WRITTEN EXERCISE:
Go through the data below. List every line that holds the word "ograji".
**** DATASET ENTRIES ****
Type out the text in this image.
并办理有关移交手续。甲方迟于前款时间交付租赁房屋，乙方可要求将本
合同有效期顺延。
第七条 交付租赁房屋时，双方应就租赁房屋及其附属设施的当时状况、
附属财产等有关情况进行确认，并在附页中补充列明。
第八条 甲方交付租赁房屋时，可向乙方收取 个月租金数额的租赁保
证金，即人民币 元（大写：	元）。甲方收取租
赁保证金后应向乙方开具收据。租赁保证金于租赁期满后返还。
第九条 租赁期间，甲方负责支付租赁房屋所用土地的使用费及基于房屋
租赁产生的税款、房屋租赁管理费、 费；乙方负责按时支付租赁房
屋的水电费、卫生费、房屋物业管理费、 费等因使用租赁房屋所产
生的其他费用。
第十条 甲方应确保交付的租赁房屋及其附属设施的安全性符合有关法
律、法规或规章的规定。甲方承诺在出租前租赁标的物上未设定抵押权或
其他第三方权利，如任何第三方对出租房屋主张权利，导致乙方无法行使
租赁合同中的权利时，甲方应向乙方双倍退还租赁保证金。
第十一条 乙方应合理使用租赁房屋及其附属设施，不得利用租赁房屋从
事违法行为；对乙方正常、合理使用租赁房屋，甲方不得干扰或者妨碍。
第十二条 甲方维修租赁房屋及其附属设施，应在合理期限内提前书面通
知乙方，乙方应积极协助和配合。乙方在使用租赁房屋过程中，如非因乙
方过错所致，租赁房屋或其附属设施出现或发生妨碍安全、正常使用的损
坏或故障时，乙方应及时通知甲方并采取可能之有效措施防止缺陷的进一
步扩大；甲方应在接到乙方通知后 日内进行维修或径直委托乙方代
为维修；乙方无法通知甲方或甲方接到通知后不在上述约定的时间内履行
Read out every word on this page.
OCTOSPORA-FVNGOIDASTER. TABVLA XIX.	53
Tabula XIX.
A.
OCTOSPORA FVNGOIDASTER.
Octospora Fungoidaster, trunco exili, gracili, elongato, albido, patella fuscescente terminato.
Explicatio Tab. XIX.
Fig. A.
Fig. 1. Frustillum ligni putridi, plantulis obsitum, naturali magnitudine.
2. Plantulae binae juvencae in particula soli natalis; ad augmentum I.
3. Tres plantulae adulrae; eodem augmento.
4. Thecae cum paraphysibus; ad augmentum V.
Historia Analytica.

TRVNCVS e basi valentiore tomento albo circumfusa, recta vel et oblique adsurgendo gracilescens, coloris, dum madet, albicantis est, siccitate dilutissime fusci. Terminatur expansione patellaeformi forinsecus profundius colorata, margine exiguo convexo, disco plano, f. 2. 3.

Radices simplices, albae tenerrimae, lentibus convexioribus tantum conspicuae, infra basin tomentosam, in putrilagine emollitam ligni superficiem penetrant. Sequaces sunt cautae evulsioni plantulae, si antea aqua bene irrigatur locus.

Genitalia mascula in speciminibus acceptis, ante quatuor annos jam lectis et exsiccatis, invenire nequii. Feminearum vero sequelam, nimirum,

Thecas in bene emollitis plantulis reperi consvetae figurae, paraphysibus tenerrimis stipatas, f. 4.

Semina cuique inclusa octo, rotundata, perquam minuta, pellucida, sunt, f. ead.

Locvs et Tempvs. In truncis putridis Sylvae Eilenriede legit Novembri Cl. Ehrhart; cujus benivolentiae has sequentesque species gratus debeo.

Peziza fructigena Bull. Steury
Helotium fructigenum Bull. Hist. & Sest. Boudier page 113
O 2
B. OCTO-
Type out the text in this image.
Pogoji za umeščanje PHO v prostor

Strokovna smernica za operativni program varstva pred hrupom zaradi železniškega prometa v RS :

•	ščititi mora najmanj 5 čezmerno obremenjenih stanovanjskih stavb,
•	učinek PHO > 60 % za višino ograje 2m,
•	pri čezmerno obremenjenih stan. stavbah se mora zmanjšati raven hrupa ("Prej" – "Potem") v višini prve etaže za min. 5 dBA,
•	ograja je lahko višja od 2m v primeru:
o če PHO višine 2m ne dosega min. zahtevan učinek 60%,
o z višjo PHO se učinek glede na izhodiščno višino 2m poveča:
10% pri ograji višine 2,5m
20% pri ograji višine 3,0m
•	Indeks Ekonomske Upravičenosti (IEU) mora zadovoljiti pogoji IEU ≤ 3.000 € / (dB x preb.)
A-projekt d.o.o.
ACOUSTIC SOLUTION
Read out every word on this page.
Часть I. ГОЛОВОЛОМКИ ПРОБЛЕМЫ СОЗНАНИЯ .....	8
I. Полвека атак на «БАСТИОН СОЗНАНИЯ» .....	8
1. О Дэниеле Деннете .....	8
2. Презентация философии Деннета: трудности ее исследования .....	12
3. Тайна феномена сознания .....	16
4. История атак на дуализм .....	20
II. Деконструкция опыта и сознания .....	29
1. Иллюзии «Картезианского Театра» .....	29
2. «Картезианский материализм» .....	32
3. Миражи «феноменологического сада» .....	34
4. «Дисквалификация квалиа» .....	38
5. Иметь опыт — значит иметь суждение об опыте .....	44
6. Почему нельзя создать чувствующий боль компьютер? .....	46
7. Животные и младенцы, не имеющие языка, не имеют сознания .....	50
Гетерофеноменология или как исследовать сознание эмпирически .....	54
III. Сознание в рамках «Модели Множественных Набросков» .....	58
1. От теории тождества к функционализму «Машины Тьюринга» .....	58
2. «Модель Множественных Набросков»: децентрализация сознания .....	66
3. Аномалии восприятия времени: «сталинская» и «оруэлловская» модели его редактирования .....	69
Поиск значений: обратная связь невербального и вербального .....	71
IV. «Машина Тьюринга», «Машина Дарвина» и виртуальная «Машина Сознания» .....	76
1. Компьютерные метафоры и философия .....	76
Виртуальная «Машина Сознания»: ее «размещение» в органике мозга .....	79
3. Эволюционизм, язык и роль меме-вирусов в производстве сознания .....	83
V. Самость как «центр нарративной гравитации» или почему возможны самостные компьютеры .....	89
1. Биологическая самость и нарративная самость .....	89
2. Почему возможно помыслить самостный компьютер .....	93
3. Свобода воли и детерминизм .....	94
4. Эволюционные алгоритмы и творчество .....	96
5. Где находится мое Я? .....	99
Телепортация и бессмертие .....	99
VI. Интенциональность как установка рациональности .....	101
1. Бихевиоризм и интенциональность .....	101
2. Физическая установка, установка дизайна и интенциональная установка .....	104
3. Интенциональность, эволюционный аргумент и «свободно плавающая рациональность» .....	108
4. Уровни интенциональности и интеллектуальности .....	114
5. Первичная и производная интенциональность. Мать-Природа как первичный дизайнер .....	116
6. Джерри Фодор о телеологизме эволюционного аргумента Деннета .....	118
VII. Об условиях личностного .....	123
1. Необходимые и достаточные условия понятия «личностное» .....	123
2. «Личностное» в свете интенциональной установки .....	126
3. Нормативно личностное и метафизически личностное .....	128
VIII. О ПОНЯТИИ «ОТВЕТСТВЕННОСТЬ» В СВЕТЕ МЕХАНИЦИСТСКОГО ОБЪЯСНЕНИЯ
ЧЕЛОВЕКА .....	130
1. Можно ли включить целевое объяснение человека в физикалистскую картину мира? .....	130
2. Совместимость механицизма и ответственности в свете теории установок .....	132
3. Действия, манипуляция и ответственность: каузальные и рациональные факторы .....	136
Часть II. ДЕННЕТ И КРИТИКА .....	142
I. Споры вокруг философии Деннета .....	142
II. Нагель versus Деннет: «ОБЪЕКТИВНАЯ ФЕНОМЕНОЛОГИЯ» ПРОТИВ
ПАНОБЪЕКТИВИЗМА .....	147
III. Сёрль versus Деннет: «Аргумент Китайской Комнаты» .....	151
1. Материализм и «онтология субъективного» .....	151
****
EXPECTED ANSWER:
10% pri ograji višine 2,5m
20% pri ograji višine 3,0m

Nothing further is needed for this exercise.